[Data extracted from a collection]
= = =

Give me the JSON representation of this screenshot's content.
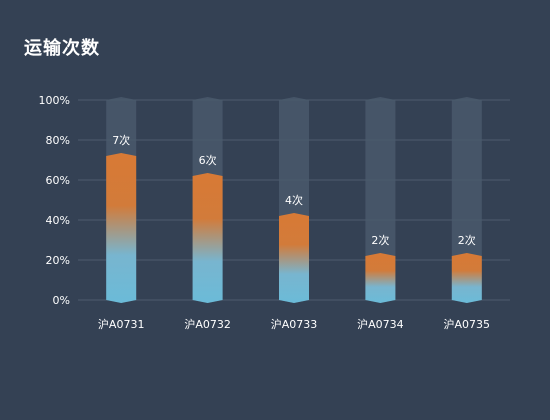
{
  "chart_data": {
    "type": "bar",
    "title": "运输次数",
    "categories": [
      "沪A0731",
      "沪A0732",
      "沪A0733",
      "沪A0734",
      "沪A0735"
    ],
    "values": [
      72,
      62,
      42,
      22,
      22
    ],
    "data_labels": [
      "7次",
      "6次",
      "4次",
      "2次",
      "2次"
    ],
    "background_bar_value": 100,
    "ylim": [
      0,
      100
    ],
    "yticks": [
      "0%",
      "20%",
      "40%",
      "60%",
      "80%",
      "100%"
    ],
    "grid": true,
    "legend": "none",
    "colors": {
      "background": "#344154",
      "bar_top": "#d87a35",
      "bar_bottom": "#6bbbd8",
      "track": "#4a596c",
      "grid": "#4e5c6e",
      "text": "#ffffff"
    }
  }
}
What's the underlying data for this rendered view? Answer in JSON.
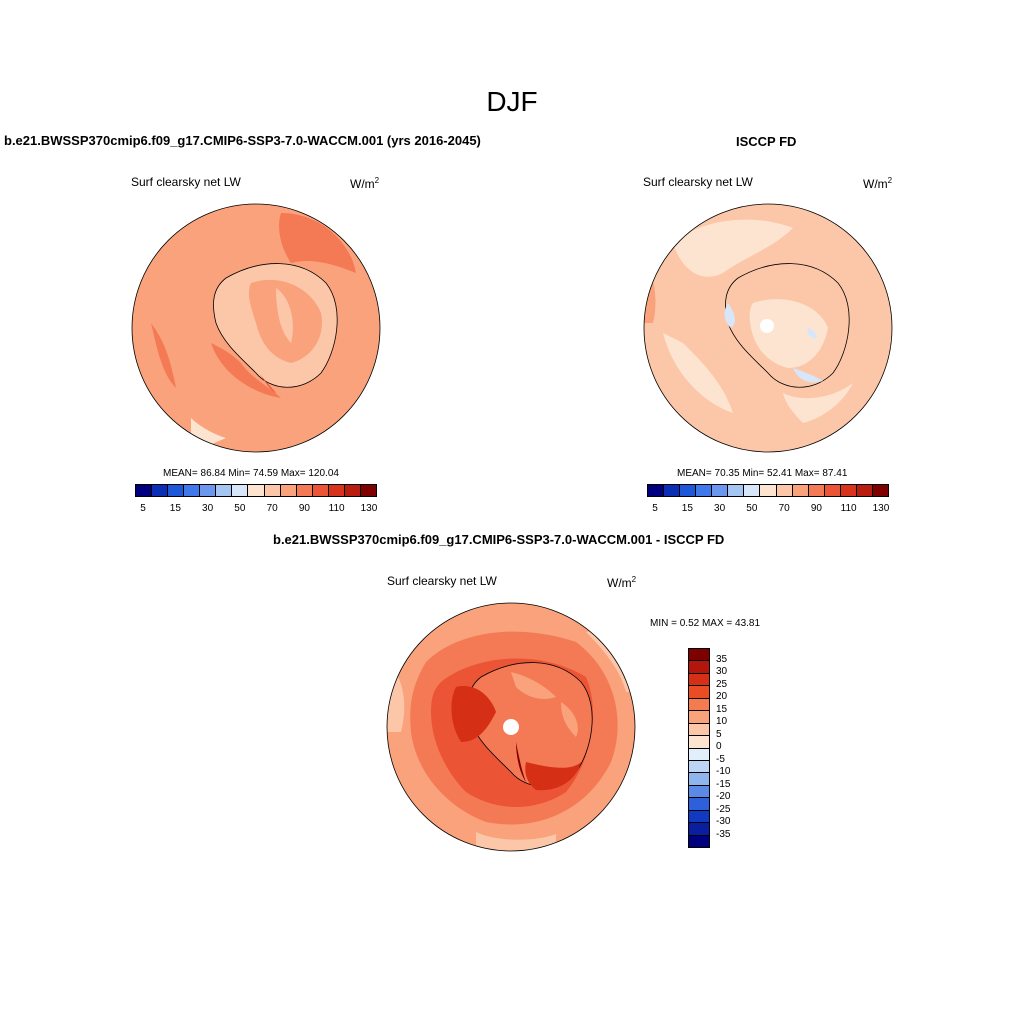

= = =

> Problem
Print all of the records shown above exactly, leaving out each picture.

> Result of this task
Give me the JSON representation of this screenshot's content.
{
  "chart_data": {
    "type": "bar",
    "title": "运输次数",
    "categories": [
      "沪A0731",
      "沪A0732",
      "沪A0733",
      "沪A0734",
      "沪A0735"
    ],
    "values": [
      72,
      62,
      42,
      22,
      22
    ],
    "data_labels": [
      "7次",
      "6次",
      "4次",
      "2次",
      "2次"
    ],
    "background_bar_value": 100,
    "ylim": [
      0,
      100
    ],
    "yticks": [
      "0%",
      "20%",
      "40%",
      "60%",
      "80%",
      "100%"
    ],
    "grid": true,
    "legend": "none",
    "colors": {
      "background": "#344154",
      "bar_top": "#d87a35",
      "bar_bottom": "#6bbbd8",
      "track": "#4a596c",
      "grid": "#4e5c6e",
      "text": "#ffffff"
    }
  }
}
What's the underlying data for this rendered view? Answer in JSON.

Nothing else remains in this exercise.